_Exercise_:
Here are some entries; quote each one exactly.

_Input_:
** BEGIN **

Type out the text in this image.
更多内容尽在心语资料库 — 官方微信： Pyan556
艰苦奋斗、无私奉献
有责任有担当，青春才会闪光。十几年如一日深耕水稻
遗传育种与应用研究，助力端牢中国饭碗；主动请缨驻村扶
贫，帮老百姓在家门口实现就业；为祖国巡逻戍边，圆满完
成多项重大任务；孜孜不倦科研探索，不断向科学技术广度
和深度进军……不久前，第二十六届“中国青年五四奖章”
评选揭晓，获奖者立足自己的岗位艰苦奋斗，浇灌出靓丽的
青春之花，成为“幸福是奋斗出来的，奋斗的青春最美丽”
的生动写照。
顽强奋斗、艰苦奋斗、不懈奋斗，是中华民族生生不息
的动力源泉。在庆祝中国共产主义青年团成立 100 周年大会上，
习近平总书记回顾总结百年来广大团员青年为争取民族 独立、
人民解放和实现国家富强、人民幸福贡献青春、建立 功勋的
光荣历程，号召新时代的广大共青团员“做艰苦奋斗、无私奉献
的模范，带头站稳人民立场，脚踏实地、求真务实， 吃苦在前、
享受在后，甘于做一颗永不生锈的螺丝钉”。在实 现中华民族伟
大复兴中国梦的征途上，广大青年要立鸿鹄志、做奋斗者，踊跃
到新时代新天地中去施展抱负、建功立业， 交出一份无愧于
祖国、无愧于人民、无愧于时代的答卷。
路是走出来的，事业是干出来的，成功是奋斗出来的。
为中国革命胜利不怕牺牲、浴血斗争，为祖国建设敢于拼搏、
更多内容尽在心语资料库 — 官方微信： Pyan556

** END **

_Solution for this task_:
Type out the text in this image.
更多内容尽在心语资料库 — 官方微信： Pyan556
艰苦奋斗、无私奉献
有责任有担当，青春才会闪光。十几年如一日深耕水稻
遗传育种与应用研究，助力端牢中国饭碗；主动请缨驻村扶
贫，帮老百姓在家门口实现就业；为祖国巡逻戍边，圆满完
成多项重大任务；孜孜不倦科研探索，不断向科学技术广度
和深度进军……不久前，第二十六届“中国青年五四奖章”
评选揭晓，获奖者立足自己的岗位艰苦奋斗，浇灌出靓丽的
青春之花，成为“幸福是奋斗出来的，奋斗的青春最美丽”
的生动写照。
顽强奋斗、艰苦奋斗、不懈奋斗，是中华民族生生不息
的动力源泉。在庆祝中国共产主义青年团成立 100 周年大会上，
习近平总书记回顾总结百年来广大团员青年为争取民族 独立、
人民解放和实现国家富强、人民幸福贡献青春、建立 功勋的
光荣历程，号召新时代的广大共青团员“做艰苦奋斗、无私奉献
的模范，带头站稳人民立场，脚踏实地、求真务实， 吃苦在前、
享受在后，甘于做一颗永不生锈的螺丝钉”。在实 现中华民族伟
大复兴中国梦的征途上，广大青年要立鸿鹄志、做奋斗者，踊跃
到新时代新天地中去施展抱负、建功立业， 交出一份无愧于
祖国、无愧于人民、无愧于时代的答卷。
路是走出来的，事业是干出来的，成功是奋斗出来的。
为中国革命胜利不怕牺牲、浴血斗争，为祖国建设敢于拼搏、
更多内容尽在心语资料库 — 官方微信： Pyan556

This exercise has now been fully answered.